Supplied passage:
Exp4 on the other hand requires computation proportional to the
explicit count of hypotheses in a hypothesis space.
\item The random trajectories method \cite{KMN00} for learning
policies in reinforcement learning with hard horizon $T=1$ is
essentially the same setting. In this paper, bounds are stated for a
batch oriented setting where examples are formed and then used for
choosing a hypothesis. Epoch-Greedy takes advantage of this idea, but
it also has analysis which states that it trades off the number of
exploration and exploitation steps so as to maximize the sum of
rewards incurred during both exploration and exploitation.
\end{enumerate}
{\bf What we do}. We present and analyze the Epoch-Greedy algorithm
for multiarmed bandits with context. This has all the nice
properties stated in the abstract, resulting in a practical algorithm
for solving this problem.
The paper is broken up into the following sections.
\begin{enumerate}
\item In Section \ref{sec:gen-bandit} we present basic definitions and background.
\item Section \ref{sec:epoch-greedy} presents the Epoch-Greedy
algorithm along with a regret bound analysis which holds without knowledge of $T$.
\item Section \ref{sec:example} analyzes the instantiation of the Epoch-Greedy algorithm in several settings.
\end{enumerate}
\section{Contextual bandits}
\label{sec:gen-bandit}
We first formally define contextual bandit problems and algorithms
to solve them.
\begin{definition}[Contextual bandit problem]
In a contextual bandits problem,
there is a distribution $P$ over $(x,r_1,...,r_k)$,
where $x$ is context, $a \in \{1,\ldots,k\}$ is one
of the $k$ arms to be pulled, and $r_a \in [0,1]$ is the reward for arm $a$.
The problem is a repeated game: on each round, a sample
$(x,r_1,...,r_k)$ is drawn from $P$, the context
$x$ is announced, and then for precisely one arm $a$ chosen by the
player, its reward $r_a$ is revealed.
\end{definition}
\begin{definition}[Contextual bandit algorithm]
A contextual bandits algorithm $\cB$ determines an arm
$a \in \{1,\ldots,k\}$ to pull at each time step $t$,
based on the previous observation sequence
$(x_1,a_1,r_{a,1}),\ldots,(x_{t-1},a_{t-1},r_{a,t-1})$,
and the current context $x_t$.

Dataset extract:
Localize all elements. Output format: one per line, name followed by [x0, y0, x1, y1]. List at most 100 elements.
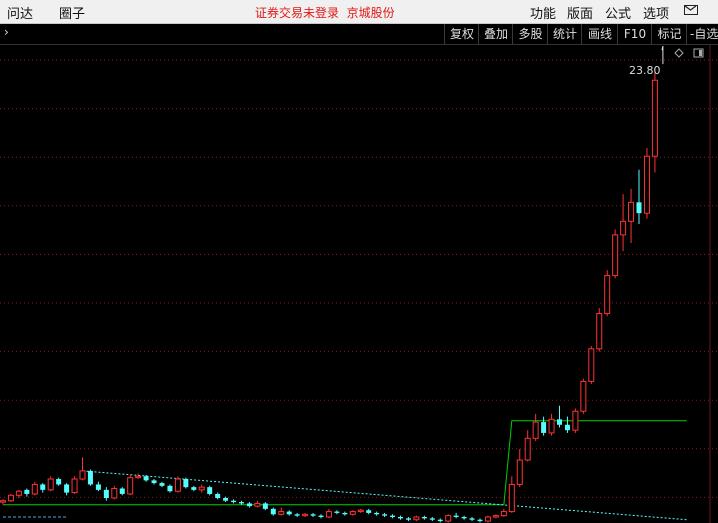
candle-body — [516, 459, 523, 485]
candle-body — [310, 514, 316, 516]
candle-body — [64, 484, 70, 493]
candle-body — [254, 502, 261, 507]
candle-body — [628, 201, 635, 222]
candle-body — [239, 502, 244, 504]
candle-body — [270, 508, 276, 515]
candle-body — [47, 478, 54, 491]
candle-body — [286, 511, 292, 515]
candle-body — [191, 487, 197, 490]
mail-icon[interactable] — [684, 5, 698, 15]
menu-item-function[interactable]: 功能 — [530, 3, 556, 22]
toolbar-button-overlay[interactable]: 叠加 — [478, 24, 513, 44]
candle-body — [532, 421, 539, 439]
stock-name: 京城股份 — [346, 6, 395, 20]
candle-body — [596, 313, 603, 350]
toolbar-button-draw-line[interactable]: 画线 — [581, 24, 618, 44]
candle-body — [24, 489, 30, 494]
chart-canvas[interactable] — [0, 45, 718, 523]
candle-body — [302, 513, 309, 517]
candle-body — [231, 500, 237, 503]
menu-bar: 问达 圈子 证券交易未登录 京城股份 功能 版面 公式 选项 — [0, 0, 718, 24]
candle-body — [429, 518, 435, 520]
candle-body — [484, 516, 491, 522]
toolbar-button-multi-stock[interactable]: 多股 — [512, 24, 548, 44]
candle-body — [15, 490, 22, 496]
candle-body — [492, 515, 499, 518]
candle-body — [246, 503, 252, 507]
candle-body — [325, 511, 332, 518]
candle-body — [477, 519, 483, 522]
candle-body — [151, 480, 157, 484]
candle-body — [87, 470, 93, 485]
candle-body — [461, 517, 467, 519]
expand-arrow-icon[interactable]: › — [4, 25, 9, 39]
candle-body — [56, 479, 62, 485]
candle-body — [174, 478, 181, 492]
login-status: 证券交易未登录 — [255, 6, 340, 20]
candle-body — [453, 515, 459, 517]
candle-body — [40, 484, 46, 490]
menu-item-wenda[interactable]: 问达 — [7, 3, 33, 22]
candle-body — [334, 511, 340, 513]
candle-body — [366, 510, 372, 513]
candle-body — [390, 515, 396, 517]
candle-body — [413, 516, 420, 521]
candlestick-chart[interactable]: 23.80 — [0, 45, 718, 523]
toolbar-button-f10[interactable]: F10 — [617, 24, 652, 44]
candle-body — [183, 479, 189, 488]
toolbar-button-mark[interactable]: 标记 — [651, 24, 687, 44]
panel-toggle-icon-fill — [699, 50, 702, 56]
menu-item-options[interactable]: 选项 — [643, 3, 669, 22]
diamond-icon — [674, 48, 684, 58]
menu-item-formula[interactable]: 公式 — [605, 3, 631, 22]
candle-body — [349, 511, 356, 515]
candle-body — [262, 503, 268, 509]
candle-body — [79, 470, 86, 480]
trend-line — [82, 470, 687, 521]
candle-body — [564, 424, 570, 431]
candle-body — [95, 484, 101, 490]
candle-body — [604, 275, 611, 315]
candle-body — [127, 477, 134, 495]
candle-body — [103, 489, 109, 499]
candle-body — [374, 512, 380, 515]
candle-body — [382, 514, 388, 516]
candle-body — [572, 410, 579, 431]
toolbar-button-restore-rights[interactable]: 复权 — [444, 24, 479, 44]
candle-body — [278, 511, 285, 515]
candle-body — [636, 202, 642, 214]
candle-body — [398, 517, 403, 519]
max-price-label: 23.80 — [629, 64, 661, 77]
candle-body — [342, 512, 348, 515]
candle-body — [620, 220, 627, 236]
candle-body — [421, 517, 427, 519]
candle-body — [643, 155, 650, 214]
candle-body — [31, 483, 38, 495]
candle-body — [207, 487, 213, 494]
candle-body — [159, 483, 165, 486]
candle-body — [215, 493, 221, 499]
candle-body — [469, 518, 475, 520]
candle-body — [167, 485, 173, 492]
candle-body — [524, 437, 531, 461]
menu-item-quanzi[interactable]: 圈子 — [59, 3, 85, 22]
candle-body — [651, 79, 658, 157]
candle-body — [318, 515, 324, 517]
toolbar-button-statistics[interactable]: 统计 — [547, 24, 582, 44]
candle-body — [541, 422, 547, 433]
candle-body — [294, 514, 300, 516]
candle-body — [588, 348, 595, 382]
candle-body — [580, 380, 587, 412]
candle-body — [7, 494, 14, 502]
candle-body — [223, 498, 229, 501]
menu-item-layout[interactable]: 版面 — [567, 3, 593, 22]
candle-body — [198, 486, 205, 491]
candle-body — [508, 483, 515, 513]
candle-body — [445, 515, 452, 522]
candle-body — [71, 478, 78, 494]
candle-body — [111, 488, 118, 499]
candle-body — [548, 418, 555, 434]
candle-body — [143, 476, 149, 481]
toolbar-button-watchlist[interactable]: -自选 — [686, 24, 718, 44]
candle-body — [0, 500, 6, 503]
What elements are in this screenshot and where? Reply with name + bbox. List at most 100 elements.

Written problem A:
According to the contextual bandits passage, what is revealed to the player on each round after the context is announced?
Written problem B:
Reproduce the part of the listing that opens with the line containing "candle-body — [516, 459, 523, 485]" and closes with the line containing "menu-item-formula[interactable]: 公式 —", including both of those lines.

Finished answer A:
The reward of the one arm the player chose is revealed.

Finished answer B:
candle-body — [516, 459, 523, 485]
candle-body — [310, 514, 316, 516]
candle-body — [64, 484, 70, 493]
candle-body — [254, 502, 261, 507]
candle-body — [628, 201, 635, 222]
candle-body — [239, 502, 244, 504]
candle-body — [270, 508, 276, 515]
candle-body — [47, 478, 54, 491]
candle-body — [286, 511, 292, 515]
candle-body — [191, 487, 197, 490]
mail-icon[interactable] — [684, 5, 698, 15]
menu-item-function[interactable]: 功能 — [530, 3, 556, 22]
toolbar-button-overlay[interactable]: 叠加 — [478, 24, 513, 44]
candle-body — [532, 421, 539, 439]
stock-name: 京城股份 — [346, 6, 395, 20]
candle-body — [596, 313, 603, 350]
toolbar-button-draw-line[interactable]: 画线 — [581, 24, 618, 44]
candle-body — [24, 489, 30, 494]
chart-canvas[interactable] — [0, 45, 718, 523]
candle-body — [302, 513, 309, 517]
candle-body — [231, 500, 237, 503]
menu-bar: 问达 圈子 证券交易未登录 京城股份 功能 版面 公式 选项 — [0, 0, 718, 24]
candle-body — [429, 518, 435, 520]
candle-body — [484, 516, 491, 522]
toolbar-button-multi-stock[interactable]: 多股 — [512, 24, 548, 44]
candle-body — [15, 490, 22, 496]
candle-body — [492, 515, 499, 518]
candle-body — [246, 503, 252, 507]
candle-body — [325, 511, 332, 518]
candle-body — [477, 519, 483, 522]
candle-body — [151, 480, 157, 484]
candle-body — [87, 470, 93, 485]
candle-body — [461, 517, 467, 519]
expand-arrow-icon[interactable]: › — [4, 25, 9, 39]
candle-body — [56, 479, 62, 485]
candle-body — [174, 478, 181, 492]
login-status: 证券交易未登录 — [255, 6, 340, 20]
candle-body — [453, 515, 459, 517]
candle-body — [40, 484, 46, 490]
menu-item-wenda[interactable]: 问达 — [7, 3, 33, 22]
candle-body — [334, 511, 340, 513]
candle-body — [366, 510, 372, 513]
candle-body — [390, 515, 396, 517]
candle-body — [413, 516, 420, 521]
candlestick-chart[interactable]: 23.80 — [0, 45, 718, 523]
toolbar-button-f10[interactable]: F10 — [617, 24, 652, 44]
candle-body — [183, 479, 189, 488]
toolbar-button-mark[interactable]: 标记 — [651, 24, 687, 44]
panel-toggle-icon-fill — [699, 50, 702, 56]
menu-item-options[interactable]: 选项 — [643, 3, 669, 22]
diamond-icon — [674, 48, 684, 58]
menu-item-formula[interactable]: 公式 — [605, 3, 631, 22]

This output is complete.